**What to produce**. Every record below is to be retyped exactly.

**Collection entries**.
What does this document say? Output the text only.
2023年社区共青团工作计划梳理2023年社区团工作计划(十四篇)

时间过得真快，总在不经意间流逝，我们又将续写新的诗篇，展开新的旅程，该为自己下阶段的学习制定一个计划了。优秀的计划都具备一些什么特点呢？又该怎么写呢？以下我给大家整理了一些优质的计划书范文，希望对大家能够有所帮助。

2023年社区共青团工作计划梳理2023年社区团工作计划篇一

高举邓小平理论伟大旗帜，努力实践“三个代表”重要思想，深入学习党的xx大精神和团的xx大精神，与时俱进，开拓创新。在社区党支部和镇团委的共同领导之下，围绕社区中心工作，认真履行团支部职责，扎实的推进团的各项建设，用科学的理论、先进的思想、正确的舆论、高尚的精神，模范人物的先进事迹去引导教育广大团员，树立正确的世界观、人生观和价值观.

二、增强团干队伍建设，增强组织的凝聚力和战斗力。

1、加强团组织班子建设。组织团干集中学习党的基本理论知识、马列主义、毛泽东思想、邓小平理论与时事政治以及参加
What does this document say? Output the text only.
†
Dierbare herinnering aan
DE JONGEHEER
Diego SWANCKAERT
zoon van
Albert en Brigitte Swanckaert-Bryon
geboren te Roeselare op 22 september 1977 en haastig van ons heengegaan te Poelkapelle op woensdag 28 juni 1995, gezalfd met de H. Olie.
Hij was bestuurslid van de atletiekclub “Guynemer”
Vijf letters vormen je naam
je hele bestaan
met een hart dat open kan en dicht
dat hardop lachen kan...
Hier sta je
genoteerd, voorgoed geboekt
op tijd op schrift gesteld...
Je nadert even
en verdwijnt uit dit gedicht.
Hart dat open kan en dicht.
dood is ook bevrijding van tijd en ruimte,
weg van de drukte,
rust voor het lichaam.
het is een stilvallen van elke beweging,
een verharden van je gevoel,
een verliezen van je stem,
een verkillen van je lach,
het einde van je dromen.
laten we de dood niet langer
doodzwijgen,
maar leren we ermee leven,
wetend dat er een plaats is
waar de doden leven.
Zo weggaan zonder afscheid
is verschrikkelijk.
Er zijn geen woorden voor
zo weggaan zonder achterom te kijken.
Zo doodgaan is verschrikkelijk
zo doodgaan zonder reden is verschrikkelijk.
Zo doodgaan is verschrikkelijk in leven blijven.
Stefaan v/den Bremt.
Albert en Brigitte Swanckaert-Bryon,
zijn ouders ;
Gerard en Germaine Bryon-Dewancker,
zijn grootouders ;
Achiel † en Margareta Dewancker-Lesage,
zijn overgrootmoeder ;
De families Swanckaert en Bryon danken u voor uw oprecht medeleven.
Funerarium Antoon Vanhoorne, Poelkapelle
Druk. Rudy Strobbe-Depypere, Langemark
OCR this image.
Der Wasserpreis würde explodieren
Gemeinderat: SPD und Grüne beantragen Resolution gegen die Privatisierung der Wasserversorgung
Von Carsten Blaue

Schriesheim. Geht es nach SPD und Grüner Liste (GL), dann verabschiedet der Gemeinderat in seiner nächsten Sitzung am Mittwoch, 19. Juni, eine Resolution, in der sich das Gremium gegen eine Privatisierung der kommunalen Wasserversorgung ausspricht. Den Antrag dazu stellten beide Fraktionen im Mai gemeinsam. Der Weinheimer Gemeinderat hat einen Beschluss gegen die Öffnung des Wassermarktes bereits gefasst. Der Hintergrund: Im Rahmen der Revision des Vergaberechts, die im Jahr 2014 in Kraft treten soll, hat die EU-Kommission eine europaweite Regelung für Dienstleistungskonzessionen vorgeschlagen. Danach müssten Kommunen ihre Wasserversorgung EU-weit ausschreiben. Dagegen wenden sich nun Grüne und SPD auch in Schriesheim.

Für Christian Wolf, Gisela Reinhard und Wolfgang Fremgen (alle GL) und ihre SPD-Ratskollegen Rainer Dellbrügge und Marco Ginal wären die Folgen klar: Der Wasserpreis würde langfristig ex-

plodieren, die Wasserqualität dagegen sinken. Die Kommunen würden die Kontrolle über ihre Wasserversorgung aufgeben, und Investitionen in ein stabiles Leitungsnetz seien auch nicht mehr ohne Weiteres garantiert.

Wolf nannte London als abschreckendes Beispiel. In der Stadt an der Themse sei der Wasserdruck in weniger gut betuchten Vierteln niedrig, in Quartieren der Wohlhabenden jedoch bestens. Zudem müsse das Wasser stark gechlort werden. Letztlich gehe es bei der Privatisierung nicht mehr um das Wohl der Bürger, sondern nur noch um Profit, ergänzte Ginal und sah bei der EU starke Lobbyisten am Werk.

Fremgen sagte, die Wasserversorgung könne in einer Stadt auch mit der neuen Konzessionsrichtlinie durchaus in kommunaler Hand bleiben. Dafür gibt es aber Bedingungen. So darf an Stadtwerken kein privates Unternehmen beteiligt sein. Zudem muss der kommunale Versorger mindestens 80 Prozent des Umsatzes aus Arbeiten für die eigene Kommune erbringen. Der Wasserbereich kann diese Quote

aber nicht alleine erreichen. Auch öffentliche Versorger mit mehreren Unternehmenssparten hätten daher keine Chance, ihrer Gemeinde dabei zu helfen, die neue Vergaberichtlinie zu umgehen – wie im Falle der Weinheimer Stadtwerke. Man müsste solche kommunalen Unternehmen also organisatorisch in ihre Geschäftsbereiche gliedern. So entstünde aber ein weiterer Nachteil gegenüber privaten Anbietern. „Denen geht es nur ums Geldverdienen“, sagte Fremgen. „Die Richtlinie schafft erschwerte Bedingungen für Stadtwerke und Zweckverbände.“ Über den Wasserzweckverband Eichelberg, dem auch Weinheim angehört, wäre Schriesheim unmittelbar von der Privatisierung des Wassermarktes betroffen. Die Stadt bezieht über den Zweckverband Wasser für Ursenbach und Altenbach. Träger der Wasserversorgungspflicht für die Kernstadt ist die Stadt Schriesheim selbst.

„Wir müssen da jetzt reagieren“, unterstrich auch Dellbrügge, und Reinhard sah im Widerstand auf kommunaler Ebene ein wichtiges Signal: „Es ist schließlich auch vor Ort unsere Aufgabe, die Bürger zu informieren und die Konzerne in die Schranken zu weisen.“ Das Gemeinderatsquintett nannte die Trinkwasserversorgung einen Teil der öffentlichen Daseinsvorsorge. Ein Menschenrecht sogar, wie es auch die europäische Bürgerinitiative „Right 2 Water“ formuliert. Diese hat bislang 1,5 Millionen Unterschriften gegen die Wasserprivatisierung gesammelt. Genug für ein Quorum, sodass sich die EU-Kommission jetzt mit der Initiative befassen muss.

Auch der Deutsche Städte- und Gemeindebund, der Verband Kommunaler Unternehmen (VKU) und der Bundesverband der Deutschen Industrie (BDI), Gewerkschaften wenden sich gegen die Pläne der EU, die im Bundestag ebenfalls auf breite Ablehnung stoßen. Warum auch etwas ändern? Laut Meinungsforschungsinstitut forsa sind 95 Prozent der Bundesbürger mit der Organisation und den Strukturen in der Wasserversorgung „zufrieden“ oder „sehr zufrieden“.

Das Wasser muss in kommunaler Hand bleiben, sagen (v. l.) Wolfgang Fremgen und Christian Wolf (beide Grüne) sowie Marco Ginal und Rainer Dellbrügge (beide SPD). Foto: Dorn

**Answer to this problem**.
What does this document say? Output the text only.
2023年社区共青团工作计划梳理2023年社区团工作计划(十四篇)

时间过得真快，总在不经意间流逝，我们又将续写新的诗篇，展开新的旅程，该为自己下阶段的学习制定一个计划了。优秀的计划都具备一些什么特点呢？又该怎么写呢？以下我给大家整理了一些优质的计划书范文，希望对大家能够有所帮助。

2023年社区共青团工作计划梳理2023年社区团工作计划篇一

高举邓小平理论伟大旗帜，努力实践“三个代表”重要思想，深入学习党的xx大精神和团的xx大精神，与时俱进，开拓创新。在社区党支部和镇团委的共同领导之下，围绕社区中心工作，认真履行团支部职责，扎实的推进团的各项建设，用科学的理论、先进的思想、正确的舆论、高尚的精神，模范人物的先进事迹去引导教育广大团员，树立正确的世界观、人生观和价值观.

二、增强团干队伍建设，增强组织的凝聚力和战斗力。

1、加强团组织班子建设。组织团干集中学习党的基本理论知识、马列主义、毛泽东思想、邓小平理论与时事政治以及参加
What does this document say? Output the text only.
†
Dierbare herinnering aan
DE JONGEHEER
Diego SWANCKAERT
zoon van
Albert en Brigitte Swanckaert-Bryon
geboren te Roeselare op 22 september 1977 en haastig van ons heengegaan te Poelkapelle op woensdag 28 juni 1995, gezalfd met de H. Olie.
Hij was bestuurslid van de atletiekclub “Guynemer”
Vijf letters vormen je naam
je hele bestaan
met een hart dat open kan en dicht
dat hardop lachen kan...
Hier sta je
genoteerd, voorgoed geboekt
op tijd op schrift gesteld...
Je nadert even
en verdwijnt uit dit gedicht.
Hart dat open kan en dicht.
dood is ook bevrijding van tijd en ruimte,
weg van de drukte,
rust voor het lichaam.
het is een stilvallen van elke beweging,
een verharden van je gevoel,
een verliezen van je stem,
een verkillen van je lach,
het einde van je dromen.
laten we de dood niet langer
doodzwijgen,
maar leren we ermee leven,
wetend dat er een plaats is
waar de doden leven.
Zo weggaan zonder afscheid
is verschrikkelijk.
Er zijn geen woorden voor
zo weggaan zonder achterom te kijken.
Zo doodgaan is verschrikkelijk
zo doodgaan zonder reden is verschrikkelijk.
Zo doodgaan is verschrikkelijk in leven blijven.
Stefaan v/den Bremt.
Albert en Brigitte Swanckaert-Bryon,
zijn ouders ;
Gerard en Germaine Bryon-Dewancker,
zijn grootouders ;
Achiel † en Margareta Dewancker-Lesage,
zijn overgrootmoeder ;
De families Swanckaert en Bryon danken u voor uw oprecht medeleven.
Funerarium Antoon Vanhoorne, Poelkapelle
Druk. Rudy Strobbe-Depypere, Langemark
OCR this image.
Der Wasserpreis würde explodieren
Gemeinderat: SPD und Grüne beantragen Resolution gegen die Privatisierung der Wasserversorgung
Von Carsten Blaue

Schriesheim. Geht es nach SPD und Grüner Liste (GL), dann verabschiedet der Gemeinderat in seiner nächsten Sitzung am Mittwoch, 19. Juni, eine Resolution, in der sich das Gremium gegen eine Privatisierung der kommunalen Wasserversorgung ausspricht. Den Antrag dazu stellten beide Fraktionen im Mai gemeinsam. Der Weinheimer Gemeinderat hat einen Beschluss gegen die Öffnung des Wassermarktes bereits gefasst. Der Hintergrund: Im Rahmen der Revision des Vergaberechts, die im Jahr 2014 in Kraft treten soll, hat die EU-Kommission eine europaweite Regelung für Dienstleistungskonzessionen vorgeschlagen. Danach müssten Kommunen ihre Wasserversorgung EU-weit ausschreiben. Dagegen wenden sich nun Grüne und SPD auch in Schriesheim.

Für Christian Wolf, Gisela Reinhard und Wolfgang Fremgen (alle GL) und ihre SPD-Ratskollegen Rainer Dellbrügge und Marco Ginal wären die Folgen klar: Der Wasserpreis würde langfristig ex-

plodieren, die Wasserqualität dagegen sinken. Die Kommunen würden die Kontrolle über ihre Wasserversorgung aufgeben, und Investitionen in ein stabiles Leitungsnetz seien auch nicht mehr ohne Weiteres garantiert.

Wolf nannte London als abschreckendes Beispiel. In der Stadt an der Themse sei der Wasserdruck in weniger gut betuchten Vierteln niedrig, in Quartieren der Wohlhabenden jedoch bestens. Zudem müsse das Wasser stark gechlort werden. Letztlich gehe es bei der Privatisierung nicht mehr um das Wohl der Bürger, sondern nur noch um Profit, ergänzte Ginal und sah bei der EU starke Lobbyisten am Werk.

Fremgen sagte, die Wasserversorgung könne in einer Stadt auch mit der neuen Konzessionsrichtlinie durchaus in kommunaler Hand bleiben. Dafür gibt es aber Bedingungen. So darf an Stadtwerken kein privates Unternehmen beteiligt sein. Zudem muss der kommunale Versorger mindestens 80 Prozent des Umsatzes aus Arbeiten für die eigene Kommune erbringen. Der Wasserbereich kann diese Quote

aber nicht alleine erreichen. Auch öffentliche Versorger mit mehreren Unternehmenssparten hätten daher keine Chance, ihrer Gemeinde dabei zu helfen, die neue Vergaberichtlinie zu umgehen – wie im Falle der Weinheimer Stadtwerke. Man müsste solche kommunalen Unternehmen also organisatorisch in ihre Geschäftsbereiche gliedern. So entstünde aber ein weiterer Nachteil gegenüber privaten Anbietern. „Denen geht es nur ums Geldverdienen“, sagte Fremgen. „Die Richtlinie schafft erschwerte Bedingungen für Stadtwerke und Zweckverbände.“ Über den Wasserzweckverband Eichelberg, dem auch Weinheim angehört, wäre Schriesheim unmittelbar von der Privatisierung des Wassermarktes betroffen. Die Stadt bezieht über den Zweckverband Wasser für Ursenbach und Altenbach. Träger der Wasserversorgungspflicht für die Kernstadt ist die Stadt Schriesheim selbst.

„Wir müssen da jetzt reagieren“, unterstrich auch Dellbrügge, und Reinhard sah im Widerstand auf kommunaler Ebene ein wichtiges Signal: „Es ist schließlich auch vor Ort unsere Aufgabe, die Bürger zu informieren und die Konzerne in die Schranken zu weisen.“ Das Gemeinderatsquintett nannte die Trinkwasserversorgung einen Teil der öffentlichen Daseinsvorsorge. Ein Menschenrecht sogar, wie es auch die europäische Bürgerinitiative „Right 2 Water“ formuliert. Diese hat bislang 1,5 Millionen Unterschriften gegen die Wasserprivatisierung gesammelt. Genug für ein Quorum, sodass sich die EU-Kommission jetzt mit der Initiative befassen muss.

Auch der Deutsche Städte- und Gemeindebund, der Verband Kommunaler Unternehmen (VKU) und der Bundesverband der Deutschen Industrie (BDI), Gewerkschaften wenden sich gegen die Pläne der EU, die im Bundestag ebenfalls auf breite Ablehnung stoßen. Warum auch etwas ändern? Laut Meinungsforschungsinstitut forsa sind 95 Prozent der Bundesbürger mit der Organisation und den Strukturen in der Wasserversorgung „zufrieden“ oder „sehr zufrieden“.

Das Wasser muss in kommunaler Hand bleiben, sagen (v. l.) Wolfgang Fremgen und Christian Wolf (beide Grüne) sowie Marco Ginal und Rainer Dellbrügge (beide SPD). Foto: Dorn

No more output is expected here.